* _TASK_
All entries below need to be written out exactly, but without their pictures.

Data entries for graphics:
--- Begin ---

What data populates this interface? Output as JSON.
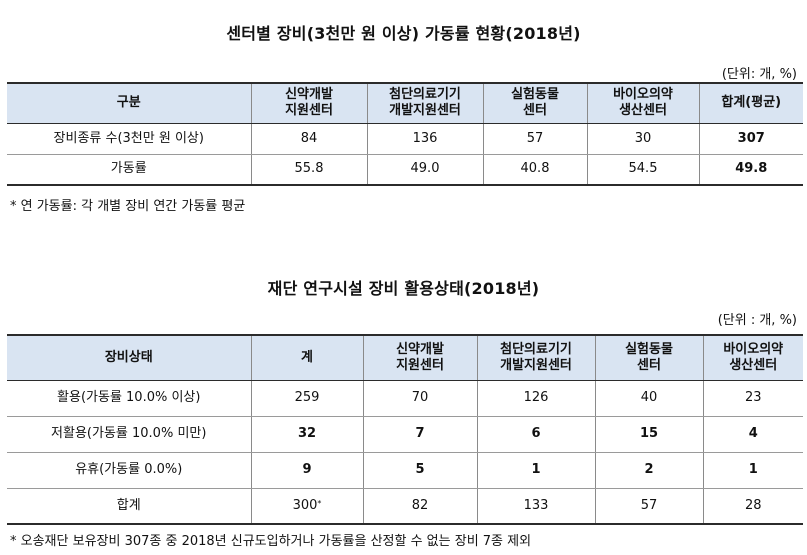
{
  "table1": {
    "title": "센터별 장비(3천만 원 이상) 가동률 현황(2018년)",
    "unit": "(단위: 개, %)",
    "headers": [
      "구분",
      "신약개발\n지원센터",
      "첨단의료기기\n개발지원센터",
      "실험동물\n센터",
      "바이오의약\n생산센터",
      "합계(평균)"
    ],
    "rows": [
      [
        "장비종류 수(3천만 원 이상)",
        "84",
        "136",
        "57",
        "30",
        "307"
      ],
      [
        "가동률",
        "55.8",
        "49.0",
        "40.8",
        "54.5",
        "49.8"
      ]
    ],
    "footnote": "* 연 가동률: 각 개별 장비 연간 가동률 평균"
  },
  "table2": {
    "title": "재단 연구시설 장비 활용상태(2018년)",
    "unit": "(단위 : 개, %)",
    "headers": [
      "장비상태",
      "계",
      "신약개발\n지원센터",
      "첨단의료기기\n개발지원센터",
      "실험동물\n센터",
      "바이오의약\n생산센터"
    ],
    "rows": [
      [
        "활용(가동률 10.0% 이상)",
        "259",
        "70",
        "126",
        "40",
        "23"
      ],
      [
        "저활용(가동률 10.0% 미만)",
        "32",
        "7",
        "6",
        "15",
        "4"
      ],
      [
        "유휴(가동률 0.0%)",
        "9",
        "5",
        "1",
        "2",
        "1"
      ],
      [
        "합계",
        "300",
        "82",
        "133",
        "57",
        "28"
      ]
    ],
    "total_sup": "*",
    "footnote": "* 오송재단 보유장비 307종 중 2018년 신규도입하거나 가동률을 산정할 수 없는 장비 7종 제외"
  }
}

--- End ---

* _RESULT FOR THIS EXERCISE_
What data populates this interface? Output as JSON.
{
  "table1": {
    "title": "센터별 장비(3천만 원 이상) 가동률 현황(2018년)",
    "unit": "(단위: 개, %)",
    "headers": [
      "구분",
      "신약개발\n지원센터",
      "첨단의료기기\n개발지원센터",
      "실험동물\n센터",
      "바이오의약\n생산센터",
      "합계(평균)"
    ],
    "rows": [
      [
        "장비종류 수(3천만 원 이상)",
        "84",
        "136",
        "57",
        "30",
        "307"
      ],
      [
        "가동률",
        "55.8",
        "49.0",
        "40.8",
        "54.5",
        "49.8"
      ]
    ],
    "footnote": "* 연 가동률: 각 개별 장비 연간 가동률 평균"
  },
  "table2": {
    "title": "재단 연구시설 장비 활용상태(2018년)",
    "unit": "(단위 : 개, %)",
    "headers": [
      "장비상태",
      "계",
      "신약개발\n지원센터",
      "첨단의료기기\n개발지원센터",
      "실험동물\n센터",
      "바이오의약\n생산센터"
    ],
    "rows": [
      [
        "활용(가동률 10.0% 이상)",
        "259",
        "70",
        "126",
        "40",
        "23"
      ],
      [
        "저활용(가동률 10.0% 미만)",
        "32",
        "7",
        "6",
        "15",
        "4"
      ],
      [
        "유휴(가동률 0.0%)",
        "9",
        "5",
        "1",
        "2",
        "1"
      ],
      [
        "합계",
        "300",
        "82",
        "133",
        "57",
        "28"
      ]
    ],
    "total_sup": "*",
    "footnote": "* 오송재단 보유장비 307종 중 2018년 신규도입하거나 가동률을 산정할 수 없는 장비 7종 제외"
  }
}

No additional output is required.